[Data extract]:

---

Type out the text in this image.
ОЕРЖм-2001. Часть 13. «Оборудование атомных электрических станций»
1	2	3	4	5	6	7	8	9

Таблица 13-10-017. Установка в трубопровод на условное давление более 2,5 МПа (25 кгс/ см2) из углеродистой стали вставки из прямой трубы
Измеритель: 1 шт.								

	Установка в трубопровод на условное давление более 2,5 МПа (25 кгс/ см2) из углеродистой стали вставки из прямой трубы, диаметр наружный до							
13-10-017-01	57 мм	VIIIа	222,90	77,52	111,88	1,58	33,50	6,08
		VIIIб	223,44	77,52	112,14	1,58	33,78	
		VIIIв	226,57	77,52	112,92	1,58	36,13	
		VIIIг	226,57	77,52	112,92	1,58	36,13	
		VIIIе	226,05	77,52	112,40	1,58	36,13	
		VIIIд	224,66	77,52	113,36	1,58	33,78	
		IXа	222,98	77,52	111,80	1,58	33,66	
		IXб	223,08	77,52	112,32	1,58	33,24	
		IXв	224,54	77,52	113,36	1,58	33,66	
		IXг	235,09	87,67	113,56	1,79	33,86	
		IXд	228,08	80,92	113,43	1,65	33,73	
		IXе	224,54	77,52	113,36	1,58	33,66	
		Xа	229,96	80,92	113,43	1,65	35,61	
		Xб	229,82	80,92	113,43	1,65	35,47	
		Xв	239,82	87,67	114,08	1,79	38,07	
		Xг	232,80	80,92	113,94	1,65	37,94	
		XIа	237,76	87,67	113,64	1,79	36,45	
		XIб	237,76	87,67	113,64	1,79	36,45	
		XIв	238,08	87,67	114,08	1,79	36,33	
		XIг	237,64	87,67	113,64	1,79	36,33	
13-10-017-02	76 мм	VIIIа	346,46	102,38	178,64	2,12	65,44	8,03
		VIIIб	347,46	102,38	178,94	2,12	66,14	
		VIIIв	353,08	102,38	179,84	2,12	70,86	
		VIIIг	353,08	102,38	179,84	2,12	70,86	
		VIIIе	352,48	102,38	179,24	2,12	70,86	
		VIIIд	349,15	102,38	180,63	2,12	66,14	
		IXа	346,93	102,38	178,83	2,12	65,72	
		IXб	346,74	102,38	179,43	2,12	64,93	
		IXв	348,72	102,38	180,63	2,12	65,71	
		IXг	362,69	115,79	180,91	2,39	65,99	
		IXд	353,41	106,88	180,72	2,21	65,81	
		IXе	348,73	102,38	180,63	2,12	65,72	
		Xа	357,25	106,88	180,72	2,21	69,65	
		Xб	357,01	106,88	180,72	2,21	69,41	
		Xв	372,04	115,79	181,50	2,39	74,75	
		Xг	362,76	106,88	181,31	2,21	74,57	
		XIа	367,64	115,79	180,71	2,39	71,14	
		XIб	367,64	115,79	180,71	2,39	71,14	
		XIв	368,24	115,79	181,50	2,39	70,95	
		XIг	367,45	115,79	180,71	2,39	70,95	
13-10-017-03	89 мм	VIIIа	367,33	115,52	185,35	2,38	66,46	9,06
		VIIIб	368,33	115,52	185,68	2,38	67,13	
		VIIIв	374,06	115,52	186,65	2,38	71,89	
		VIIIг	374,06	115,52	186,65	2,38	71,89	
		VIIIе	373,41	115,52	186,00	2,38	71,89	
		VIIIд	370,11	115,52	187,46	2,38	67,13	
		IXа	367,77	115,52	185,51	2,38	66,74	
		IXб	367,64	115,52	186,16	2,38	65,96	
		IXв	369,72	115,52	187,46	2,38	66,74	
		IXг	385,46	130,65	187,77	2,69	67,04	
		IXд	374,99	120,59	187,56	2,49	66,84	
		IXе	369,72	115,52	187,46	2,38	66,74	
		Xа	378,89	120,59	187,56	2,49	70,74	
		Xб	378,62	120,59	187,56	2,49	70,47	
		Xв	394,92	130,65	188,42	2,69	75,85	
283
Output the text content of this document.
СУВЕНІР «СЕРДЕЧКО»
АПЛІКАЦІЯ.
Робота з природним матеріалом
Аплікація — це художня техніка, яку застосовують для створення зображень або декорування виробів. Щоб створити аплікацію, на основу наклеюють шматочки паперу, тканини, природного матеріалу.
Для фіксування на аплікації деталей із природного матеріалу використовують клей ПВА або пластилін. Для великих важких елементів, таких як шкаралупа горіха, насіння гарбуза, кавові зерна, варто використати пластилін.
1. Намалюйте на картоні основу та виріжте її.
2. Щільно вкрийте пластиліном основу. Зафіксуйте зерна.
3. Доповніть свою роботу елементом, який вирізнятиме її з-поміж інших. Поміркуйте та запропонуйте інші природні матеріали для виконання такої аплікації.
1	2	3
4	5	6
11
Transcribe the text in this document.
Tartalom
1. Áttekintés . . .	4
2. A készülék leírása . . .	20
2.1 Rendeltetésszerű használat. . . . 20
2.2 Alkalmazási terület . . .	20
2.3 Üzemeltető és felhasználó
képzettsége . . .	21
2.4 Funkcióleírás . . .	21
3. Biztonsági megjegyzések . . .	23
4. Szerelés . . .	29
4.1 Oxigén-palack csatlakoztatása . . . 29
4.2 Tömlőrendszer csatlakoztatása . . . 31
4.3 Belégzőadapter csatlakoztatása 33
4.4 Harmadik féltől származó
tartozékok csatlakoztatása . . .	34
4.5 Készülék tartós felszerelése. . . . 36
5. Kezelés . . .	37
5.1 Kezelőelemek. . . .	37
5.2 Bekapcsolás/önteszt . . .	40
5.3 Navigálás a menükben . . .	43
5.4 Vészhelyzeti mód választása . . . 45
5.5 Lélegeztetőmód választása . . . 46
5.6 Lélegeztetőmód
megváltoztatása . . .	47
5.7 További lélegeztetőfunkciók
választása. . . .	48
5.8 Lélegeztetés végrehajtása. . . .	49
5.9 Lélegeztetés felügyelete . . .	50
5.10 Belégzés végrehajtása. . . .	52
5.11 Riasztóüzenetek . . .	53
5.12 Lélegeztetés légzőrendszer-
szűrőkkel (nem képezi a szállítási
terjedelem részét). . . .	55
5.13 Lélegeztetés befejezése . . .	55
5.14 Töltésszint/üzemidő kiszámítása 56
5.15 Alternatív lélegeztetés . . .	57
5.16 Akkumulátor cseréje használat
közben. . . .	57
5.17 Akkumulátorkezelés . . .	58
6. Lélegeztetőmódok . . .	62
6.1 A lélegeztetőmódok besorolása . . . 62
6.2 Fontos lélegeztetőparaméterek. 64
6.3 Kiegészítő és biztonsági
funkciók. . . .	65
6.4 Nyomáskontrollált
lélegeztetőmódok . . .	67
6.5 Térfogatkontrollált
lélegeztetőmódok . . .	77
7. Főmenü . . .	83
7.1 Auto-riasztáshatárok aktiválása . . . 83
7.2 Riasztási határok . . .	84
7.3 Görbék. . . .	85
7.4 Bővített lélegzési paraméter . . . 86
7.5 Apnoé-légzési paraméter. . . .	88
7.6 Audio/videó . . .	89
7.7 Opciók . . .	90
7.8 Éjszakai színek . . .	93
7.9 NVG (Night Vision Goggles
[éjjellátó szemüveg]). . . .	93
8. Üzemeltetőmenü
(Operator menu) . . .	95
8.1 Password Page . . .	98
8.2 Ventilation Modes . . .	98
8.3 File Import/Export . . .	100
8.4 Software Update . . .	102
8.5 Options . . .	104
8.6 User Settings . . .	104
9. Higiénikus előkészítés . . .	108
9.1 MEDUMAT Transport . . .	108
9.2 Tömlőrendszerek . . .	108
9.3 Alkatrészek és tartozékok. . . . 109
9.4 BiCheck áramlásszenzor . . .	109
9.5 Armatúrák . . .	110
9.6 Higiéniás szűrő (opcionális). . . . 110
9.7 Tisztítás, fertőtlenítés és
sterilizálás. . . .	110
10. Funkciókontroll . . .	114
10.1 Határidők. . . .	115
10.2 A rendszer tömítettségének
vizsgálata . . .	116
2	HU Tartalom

---

[Work instructions]:
Collect every line from the records above that contains the word "трубопровод".

[Complete output]:
Таблица 13-10-017. Установка в трубопровод на условное давление более 2,5 МПа (25 кгс/ см2) из углеродистой стали вставки из прямой трубы
	Установка в трубопровод на условное давление более 2,5 МПа (25 кгс/ см2) из углеродистой стали вставки из прямой трубы, диаметр наружный до							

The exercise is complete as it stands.